((

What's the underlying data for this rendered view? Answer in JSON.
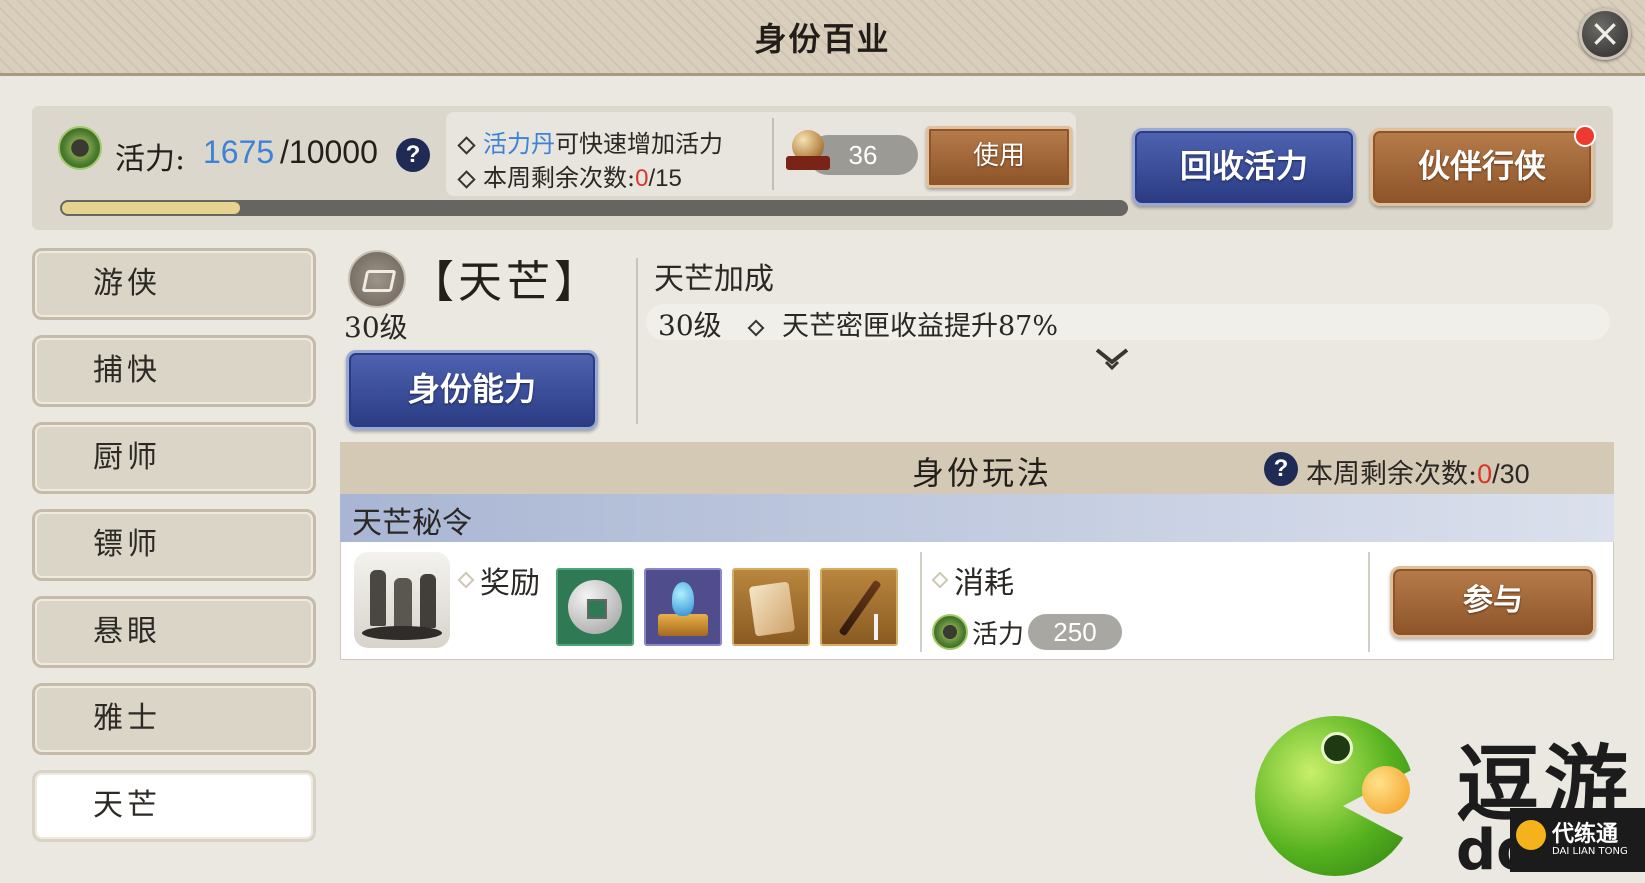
{
  "window": {
    "title": "身份百业",
    "close_icon": "×"
  },
  "vitality": {
    "label": "活力:",
    "current": "1675",
    "max": "/10000",
    "progress": 0.167,
    "help": "?",
    "tip_item": "活力丹",
    "tip_text": "可快速增加活力",
    "weekly_label": "本周剩余次数:",
    "weekly_used": "0",
    "weekly_total": "/15",
    "item_count": "36",
    "use_label": "使用",
    "recycle_label": "回收活力",
    "partner_label": "伙伴行侠"
  },
  "sidebar": {
    "items": [
      {
        "label": "游侠"
      },
      {
        "label": "捕快"
      },
      {
        "label": "厨师"
      },
      {
        "label": "镖师"
      },
      {
        "label": "悬眼"
      },
      {
        "label": "雅士"
      },
      {
        "label": "天芒"
      }
    ],
    "active_index": 6
  },
  "identity": {
    "name": "【天芒】",
    "level": "30级",
    "ability_label": "身份能力",
    "bonus_title": "天芒加成",
    "bonus_level": "30级",
    "bonus_text": "天芒密匣收益提升87%"
  },
  "play": {
    "title": "身份玩法",
    "help": "?",
    "weekly_label": "本周剩余次数:",
    "weekly_used": "0",
    "weekly_total": "/30",
    "task": {
      "name": "天芒秘令",
      "reward_label": "奖励",
      "rewards": [
        "coin-icon",
        "crystal-chest-icon",
        "scroll-icon",
        "sword-icon"
      ],
      "cost_label": "消耗",
      "cost_item": "活力",
      "cost_value": "250",
      "join_label": "参与"
    }
  },
  "colors": {
    "accent_blue": "#3c82d6",
    "count_red": "#d9362b",
    "brown_btn": "#a16638",
    "blue_btn": "#3a4d9a"
  },
  "watermark": {
    "text": "逗游",
    "sub": "do",
    "badge_text": "代练通",
    "badge_sub": "DAI LIAN TONG"
  }
}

))

Goal: In this exercise, set down all of the data exactly, without the pictures.

Exercise solution:
What's the underlying data for this rendered view? Answer in JSON.
{
  "window": {
    "title": "身份百业",
    "close_icon": "×"
  },
  "vitality": {
    "label": "活力:",
    "current": "1675",
    "max": "/10000",
    "progress": 0.167,
    "help": "?",
    "tip_item": "活力丹",
    "tip_text": "可快速增加活力",
    "weekly_label": "本周剩余次数:",
    "weekly_used": "0",
    "weekly_total": "/15",
    "item_count": "36",
    "use_label": "使用",
    "recycle_label": "回收活力",
    "partner_label": "伙伴行侠"
  },
  "sidebar": {
    "items": [
      {
        "label": "游侠"
      },
      {
        "label": "捕快"
      },
      {
        "label": "厨师"
      },
      {
        "label": "镖师"
      },
      {
        "label": "悬眼"
      },
      {
        "label": "雅士"
      },
      {
        "label": "天芒"
      }
    ],
    "active_index": 6
  },
  "identity": {
    "name": "【天芒】",
    "level": "30级",
    "ability_label": "身份能力",
    "bonus_title": "天芒加成",
    "bonus_level": "30级",
    "bonus_text": "天芒密匣收益提升87%"
  },
  "play": {
    "title": "身份玩法",
    "help": "?",
    "weekly_label": "本周剩余次数:",
    "weekly_used": "0",
    "weekly_total": "/30",
    "task": {
      "name": "天芒秘令",
      "reward_label": "奖励",
      "rewards": [
        "coin-icon",
        "crystal-chest-icon",
        "scroll-icon",
        "sword-icon"
      ],
      "cost_label": "消耗",
      "cost_item": "活力",
      "cost_value": "250",
      "join_label": "参与"
    }
  },
  "colors": {
    "accent_blue": "#3c82d6",
    "count_red": "#d9362b",
    "brown_btn": "#a16638",
    "blue_btn": "#3a4d9a"
  },
  "watermark": {
    "text": "逗游",
    "sub": "do",
    "badge_text": "代练通",
    "badge_sub": "DAI LIAN TONG"
  }
}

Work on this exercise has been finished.